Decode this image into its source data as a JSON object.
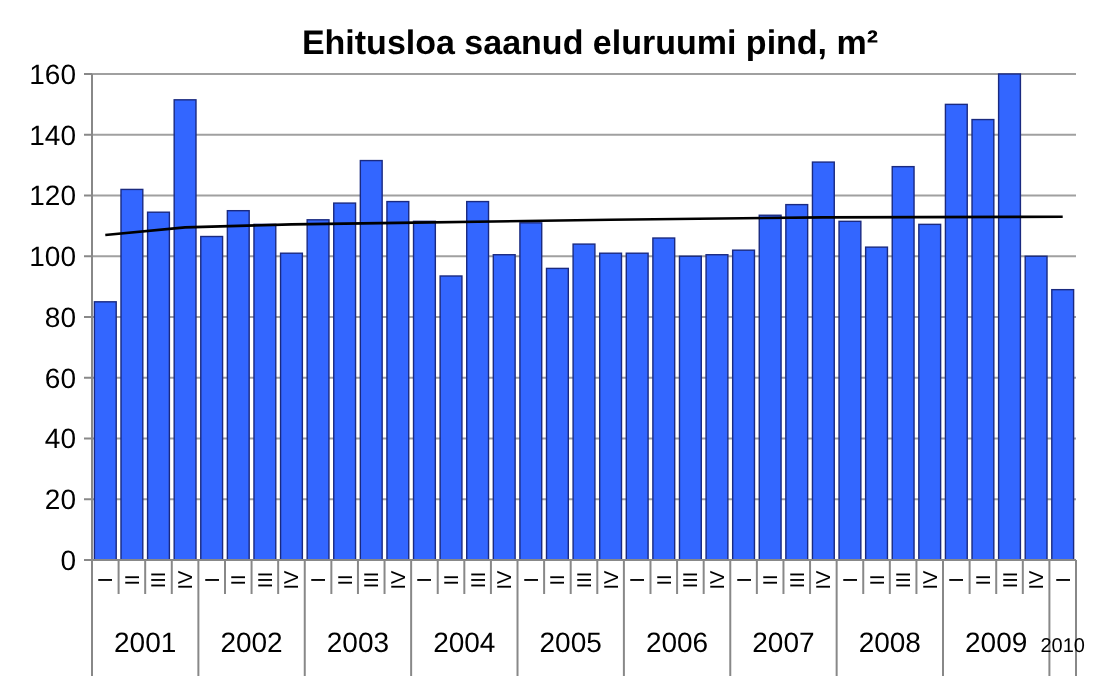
{
  "chart_data": {
    "type": "bar",
    "title": "Ehitusloa saanud eluruumi pind, m²",
    "categories": [
      "I",
      "II",
      "III",
      "IV",
      "I",
      "II",
      "III",
      "IV",
      "I",
      "II",
      "III",
      "IV",
      "I",
      "II",
      "III",
      "IV",
      "I",
      "II",
      "III",
      "IV",
      "I",
      "II",
      "III",
      "IV",
      "I",
      "II",
      "III",
      "IV",
      "I",
      "II",
      "III",
      "IV",
      "I",
      "II",
      "III",
      "IV",
      "I"
    ],
    "series": [
      {
        "color": "#3366ff",
        "values": [
          85,
          122,
          114.5,
          151.5,
          106.5,
          115,
          110.5,
          101,
          112,
          117.5,
          131.5,
          118,
          111.5,
          93.5,
          118,
          100.5,
          111,
          96,
          104,
          101,
          101,
          106,
          100,
          100.5,
          102,
          113.5,
          117,
          131,
          111.5,
          103,
          129.5,
          110.5,
          150,
          145,
          160,
          100,
          89
        ]
      },
      {
        "type": "line",
        "color": "#000000",
        "values": [
          107,
          null,
          null,
          109.5,
          null,
          null,
          null,
          110.5,
          null,
          null,
          null,
          111,
          null,
          null,
          null,
          null,
          null,
          null,
          null,
          112,
          null,
          null,
          null,
          null,
          null,
          null,
          null,
          112.8,
          null,
          null,
          null,
          null,
          null,
          null,
          null,
          null,
          113
        ]
      }
    ],
    "annotations": [
      "2001",
      "2002",
      "2003",
      "2004",
      "2005",
      "2006",
      "2007",
      "2008",
      "2009",
      "2010"
    ],
    "ylim": [
      0,
      160
    ],
    "yticks": [
      0,
      20,
      40,
      60,
      80,
      100,
      120,
      140,
      160
    ],
    "grid": "y"
  }
}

Given exercise: Print out the material word for word, omitting the pictures.

Task response:
Decode this image into its source data as a JSON object.
{
  "chart_data": {
    "type": "bar",
    "title": "Ehitusloa saanud eluruumi pind, m²",
    "categories": [
      "I",
      "II",
      "III",
      "IV",
      "I",
      "II",
      "III",
      "IV",
      "I",
      "II",
      "III",
      "IV",
      "I",
      "II",
      "III",
      "IV",
      "I",
      "II",
      "III",
      "IV",
      "I",
      "II",
      "III",
      "IV",
      "I",
      "II",
      "III",
      "IV",
      "I",
      "II",
      "III",
      "IV",
      "I",
      "II",
      "III",
      "IV",
      "I"
    ],
    "series": [
      {
        "color": "#3366ff",
        "values": [
          85,
          122,
          114.5,
          151.5,
          106.5,
          115,
          110.5,
          101,
          112,
          117.5,
          131.5,
          118,
          111.5,
          93.5,
          118,
          100.5,
          111,
          96,
          104,
          101,
          101,
          106,
          100,
          100.5,
          102,
          113.5,
          117,
          131,
          111.5,
          103,
          129.5,
          110.5,
          150,
          145,
          160,
          100,
          89
        ]
      },
      {
        "type": "line",
        "color": "#000000",
        "values": [
          107,
          null,
          null,
          109.5,
          null,
          null,
          null,
          110.5,
          null,
          null,
          null,
          111,
          null,
          null,
          null,
          null,
          null,
          null,
          null,
          112,
          null,
          null,
          null,
          null,
          null,
          null,
          null,
          112.8,
          null,
          null,
          null,
          null,
          null,
          null,
          null,
          null,
          113
        ]
      }
    ],
    "annotations": [
      "2001",
      "2002",
      "2003",
      "2004",
      "2005",
      "2006",
      "2007",
      "2008",
      "2009",
      "2010"
    ],
    "ylim": [
      0,
      160
    ],
    "yticks": [
      0,
      20,
      40,
      60,
      80,
      100,
      120,
      140,
      160
    ],
    "grid": "y"
  }
}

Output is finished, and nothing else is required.